*WHAT YOU WILL DO:* Pick out each line containing the string "restrictions" and copy it.

---+---

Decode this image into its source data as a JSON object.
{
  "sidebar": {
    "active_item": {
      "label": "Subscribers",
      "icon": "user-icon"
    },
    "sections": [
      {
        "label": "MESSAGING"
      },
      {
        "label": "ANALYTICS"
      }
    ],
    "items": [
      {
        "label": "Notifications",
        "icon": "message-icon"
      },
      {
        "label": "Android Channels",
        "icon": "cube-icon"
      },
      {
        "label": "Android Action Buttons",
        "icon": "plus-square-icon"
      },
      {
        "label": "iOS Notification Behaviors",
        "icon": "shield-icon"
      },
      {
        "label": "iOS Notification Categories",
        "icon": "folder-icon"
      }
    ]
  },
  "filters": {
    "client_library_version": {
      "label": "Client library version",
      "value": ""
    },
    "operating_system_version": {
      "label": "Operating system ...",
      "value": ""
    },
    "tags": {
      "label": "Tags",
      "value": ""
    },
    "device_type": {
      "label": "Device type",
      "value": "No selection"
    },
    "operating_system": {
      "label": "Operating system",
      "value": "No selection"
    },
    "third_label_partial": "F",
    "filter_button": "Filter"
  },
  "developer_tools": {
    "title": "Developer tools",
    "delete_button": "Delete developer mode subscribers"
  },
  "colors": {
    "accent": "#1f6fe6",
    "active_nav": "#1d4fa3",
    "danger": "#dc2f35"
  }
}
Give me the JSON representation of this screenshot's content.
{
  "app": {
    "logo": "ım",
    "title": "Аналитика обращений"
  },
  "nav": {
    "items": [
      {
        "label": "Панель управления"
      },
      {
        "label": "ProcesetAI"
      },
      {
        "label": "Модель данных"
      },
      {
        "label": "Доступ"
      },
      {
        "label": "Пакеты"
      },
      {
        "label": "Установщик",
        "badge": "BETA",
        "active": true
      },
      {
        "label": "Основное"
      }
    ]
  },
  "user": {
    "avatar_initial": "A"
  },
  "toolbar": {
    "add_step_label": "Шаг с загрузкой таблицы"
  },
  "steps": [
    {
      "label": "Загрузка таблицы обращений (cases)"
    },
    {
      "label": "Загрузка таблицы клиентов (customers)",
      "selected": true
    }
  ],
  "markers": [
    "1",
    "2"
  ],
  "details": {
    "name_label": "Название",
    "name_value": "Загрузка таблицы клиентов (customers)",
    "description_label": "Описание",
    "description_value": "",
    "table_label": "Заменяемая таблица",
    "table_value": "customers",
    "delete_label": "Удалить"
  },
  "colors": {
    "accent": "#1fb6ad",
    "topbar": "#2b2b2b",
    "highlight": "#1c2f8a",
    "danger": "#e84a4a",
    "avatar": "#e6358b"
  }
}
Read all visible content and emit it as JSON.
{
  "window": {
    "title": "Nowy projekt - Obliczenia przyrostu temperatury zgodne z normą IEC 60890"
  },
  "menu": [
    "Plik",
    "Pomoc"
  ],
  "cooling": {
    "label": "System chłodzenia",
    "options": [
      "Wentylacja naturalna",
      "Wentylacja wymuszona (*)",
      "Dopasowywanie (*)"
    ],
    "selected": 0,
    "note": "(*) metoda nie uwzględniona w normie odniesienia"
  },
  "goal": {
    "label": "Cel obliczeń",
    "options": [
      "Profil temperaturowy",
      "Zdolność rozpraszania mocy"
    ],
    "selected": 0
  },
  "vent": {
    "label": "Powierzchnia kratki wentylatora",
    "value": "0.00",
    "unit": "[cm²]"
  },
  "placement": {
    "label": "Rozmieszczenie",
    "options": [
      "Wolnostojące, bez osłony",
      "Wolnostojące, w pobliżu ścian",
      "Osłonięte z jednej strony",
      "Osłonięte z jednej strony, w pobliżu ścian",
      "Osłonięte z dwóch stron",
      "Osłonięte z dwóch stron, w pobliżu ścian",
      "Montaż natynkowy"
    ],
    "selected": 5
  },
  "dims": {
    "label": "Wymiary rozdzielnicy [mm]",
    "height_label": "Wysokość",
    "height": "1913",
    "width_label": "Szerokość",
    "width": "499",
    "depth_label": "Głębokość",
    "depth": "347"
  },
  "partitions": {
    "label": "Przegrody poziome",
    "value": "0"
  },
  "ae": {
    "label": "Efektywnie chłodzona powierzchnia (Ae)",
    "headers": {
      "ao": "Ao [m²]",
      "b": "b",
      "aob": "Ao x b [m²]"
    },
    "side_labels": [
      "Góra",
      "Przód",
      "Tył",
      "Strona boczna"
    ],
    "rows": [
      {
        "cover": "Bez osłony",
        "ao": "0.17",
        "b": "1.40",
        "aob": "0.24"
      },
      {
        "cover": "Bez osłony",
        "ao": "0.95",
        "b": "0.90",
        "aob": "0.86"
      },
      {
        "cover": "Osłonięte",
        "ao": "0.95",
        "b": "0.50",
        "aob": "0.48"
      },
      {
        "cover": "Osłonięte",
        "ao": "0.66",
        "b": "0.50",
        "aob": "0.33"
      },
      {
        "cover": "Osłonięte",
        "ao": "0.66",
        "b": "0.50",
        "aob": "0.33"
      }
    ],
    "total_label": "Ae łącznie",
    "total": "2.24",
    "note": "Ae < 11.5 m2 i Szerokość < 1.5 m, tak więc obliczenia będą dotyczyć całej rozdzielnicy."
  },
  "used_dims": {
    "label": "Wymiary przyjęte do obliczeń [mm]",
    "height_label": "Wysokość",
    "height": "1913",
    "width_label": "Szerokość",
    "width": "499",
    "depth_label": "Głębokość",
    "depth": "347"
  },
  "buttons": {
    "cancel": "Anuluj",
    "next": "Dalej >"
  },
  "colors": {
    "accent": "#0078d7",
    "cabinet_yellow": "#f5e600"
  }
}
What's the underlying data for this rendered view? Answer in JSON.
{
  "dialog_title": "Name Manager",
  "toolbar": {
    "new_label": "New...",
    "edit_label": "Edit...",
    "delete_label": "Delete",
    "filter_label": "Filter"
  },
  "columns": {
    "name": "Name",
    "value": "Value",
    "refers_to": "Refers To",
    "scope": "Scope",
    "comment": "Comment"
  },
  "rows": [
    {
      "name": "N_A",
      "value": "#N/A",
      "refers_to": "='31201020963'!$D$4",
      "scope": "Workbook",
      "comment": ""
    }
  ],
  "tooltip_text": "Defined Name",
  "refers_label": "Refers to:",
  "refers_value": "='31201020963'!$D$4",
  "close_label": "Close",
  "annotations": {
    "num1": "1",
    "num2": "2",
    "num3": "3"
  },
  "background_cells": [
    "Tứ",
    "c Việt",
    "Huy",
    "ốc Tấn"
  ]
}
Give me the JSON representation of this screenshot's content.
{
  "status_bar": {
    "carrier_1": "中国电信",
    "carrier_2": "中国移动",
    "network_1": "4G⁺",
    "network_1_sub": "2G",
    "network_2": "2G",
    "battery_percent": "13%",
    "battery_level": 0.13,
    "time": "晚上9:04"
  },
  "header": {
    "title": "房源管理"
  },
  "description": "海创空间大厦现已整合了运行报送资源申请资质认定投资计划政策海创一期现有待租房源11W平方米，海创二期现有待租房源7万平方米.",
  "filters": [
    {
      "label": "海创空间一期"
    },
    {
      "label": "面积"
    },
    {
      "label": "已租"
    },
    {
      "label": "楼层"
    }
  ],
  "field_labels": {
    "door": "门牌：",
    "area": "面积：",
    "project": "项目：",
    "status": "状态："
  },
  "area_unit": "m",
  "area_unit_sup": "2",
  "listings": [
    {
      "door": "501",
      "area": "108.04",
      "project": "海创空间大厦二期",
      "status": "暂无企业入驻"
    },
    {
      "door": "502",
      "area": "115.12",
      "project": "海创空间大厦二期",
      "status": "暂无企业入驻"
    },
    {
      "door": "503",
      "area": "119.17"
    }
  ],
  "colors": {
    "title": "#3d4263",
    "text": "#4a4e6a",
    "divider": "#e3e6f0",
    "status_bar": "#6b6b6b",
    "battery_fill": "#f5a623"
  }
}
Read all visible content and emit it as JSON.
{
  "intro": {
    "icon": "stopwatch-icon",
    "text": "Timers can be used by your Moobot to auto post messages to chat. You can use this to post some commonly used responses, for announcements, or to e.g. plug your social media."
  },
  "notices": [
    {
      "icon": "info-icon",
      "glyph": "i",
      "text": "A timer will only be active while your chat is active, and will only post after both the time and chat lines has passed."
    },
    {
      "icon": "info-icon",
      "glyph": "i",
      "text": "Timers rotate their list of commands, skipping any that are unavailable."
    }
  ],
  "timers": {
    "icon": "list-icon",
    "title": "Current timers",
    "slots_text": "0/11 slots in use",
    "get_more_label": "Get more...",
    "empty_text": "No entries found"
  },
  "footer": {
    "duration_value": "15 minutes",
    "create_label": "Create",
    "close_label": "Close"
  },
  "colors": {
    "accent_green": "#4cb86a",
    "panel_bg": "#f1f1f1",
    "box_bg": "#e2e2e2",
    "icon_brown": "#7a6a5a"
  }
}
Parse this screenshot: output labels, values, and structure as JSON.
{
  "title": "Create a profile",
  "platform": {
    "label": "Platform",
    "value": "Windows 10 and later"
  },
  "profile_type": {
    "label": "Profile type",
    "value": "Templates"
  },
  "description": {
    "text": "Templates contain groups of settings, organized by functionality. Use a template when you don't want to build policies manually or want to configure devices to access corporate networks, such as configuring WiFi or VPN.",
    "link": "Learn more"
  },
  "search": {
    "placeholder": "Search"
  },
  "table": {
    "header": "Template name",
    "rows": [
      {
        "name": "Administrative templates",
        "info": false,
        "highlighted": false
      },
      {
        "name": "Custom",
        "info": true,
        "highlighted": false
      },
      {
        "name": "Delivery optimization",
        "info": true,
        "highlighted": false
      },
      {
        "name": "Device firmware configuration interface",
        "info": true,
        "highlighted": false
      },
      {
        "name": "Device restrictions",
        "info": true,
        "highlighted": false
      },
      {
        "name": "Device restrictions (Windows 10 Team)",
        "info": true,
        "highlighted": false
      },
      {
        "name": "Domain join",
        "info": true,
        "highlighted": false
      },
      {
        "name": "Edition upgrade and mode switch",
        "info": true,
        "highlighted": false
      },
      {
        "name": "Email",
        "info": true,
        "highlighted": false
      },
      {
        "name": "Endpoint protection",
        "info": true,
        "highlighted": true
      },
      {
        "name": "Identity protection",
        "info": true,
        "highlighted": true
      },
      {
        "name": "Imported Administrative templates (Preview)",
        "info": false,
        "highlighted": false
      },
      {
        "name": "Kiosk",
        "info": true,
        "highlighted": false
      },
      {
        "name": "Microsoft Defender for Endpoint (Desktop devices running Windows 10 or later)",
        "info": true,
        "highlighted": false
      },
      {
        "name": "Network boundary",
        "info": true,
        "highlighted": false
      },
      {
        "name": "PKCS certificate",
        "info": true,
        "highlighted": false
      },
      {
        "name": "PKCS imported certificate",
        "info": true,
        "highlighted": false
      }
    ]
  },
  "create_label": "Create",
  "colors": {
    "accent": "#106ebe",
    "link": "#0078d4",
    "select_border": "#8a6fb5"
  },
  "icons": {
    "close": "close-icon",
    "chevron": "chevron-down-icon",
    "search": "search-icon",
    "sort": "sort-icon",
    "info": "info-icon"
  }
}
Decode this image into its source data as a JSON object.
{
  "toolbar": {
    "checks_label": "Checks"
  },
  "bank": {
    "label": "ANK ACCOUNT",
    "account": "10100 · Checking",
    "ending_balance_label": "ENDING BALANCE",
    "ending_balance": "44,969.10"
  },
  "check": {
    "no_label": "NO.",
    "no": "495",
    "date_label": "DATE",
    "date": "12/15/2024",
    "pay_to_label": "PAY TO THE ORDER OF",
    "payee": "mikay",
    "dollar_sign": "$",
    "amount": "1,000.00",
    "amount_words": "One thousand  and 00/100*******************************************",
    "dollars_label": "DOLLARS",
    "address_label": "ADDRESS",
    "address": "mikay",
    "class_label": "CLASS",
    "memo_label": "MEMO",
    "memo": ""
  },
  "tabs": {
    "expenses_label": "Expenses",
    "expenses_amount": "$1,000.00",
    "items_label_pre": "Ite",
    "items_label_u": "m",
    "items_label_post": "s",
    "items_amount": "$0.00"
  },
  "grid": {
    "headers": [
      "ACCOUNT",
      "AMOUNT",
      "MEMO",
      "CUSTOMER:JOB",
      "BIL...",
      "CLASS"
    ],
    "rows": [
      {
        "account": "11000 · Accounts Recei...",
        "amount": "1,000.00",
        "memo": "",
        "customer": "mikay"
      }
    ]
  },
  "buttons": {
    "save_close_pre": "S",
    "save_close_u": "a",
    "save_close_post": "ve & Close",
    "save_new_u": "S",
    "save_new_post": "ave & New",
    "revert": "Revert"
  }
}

---+---

*RESPONSE TO THIS EXERCISE:*
        "name": "Device restrictions",
        "name": "Device restrictions (Windows 10 Team)",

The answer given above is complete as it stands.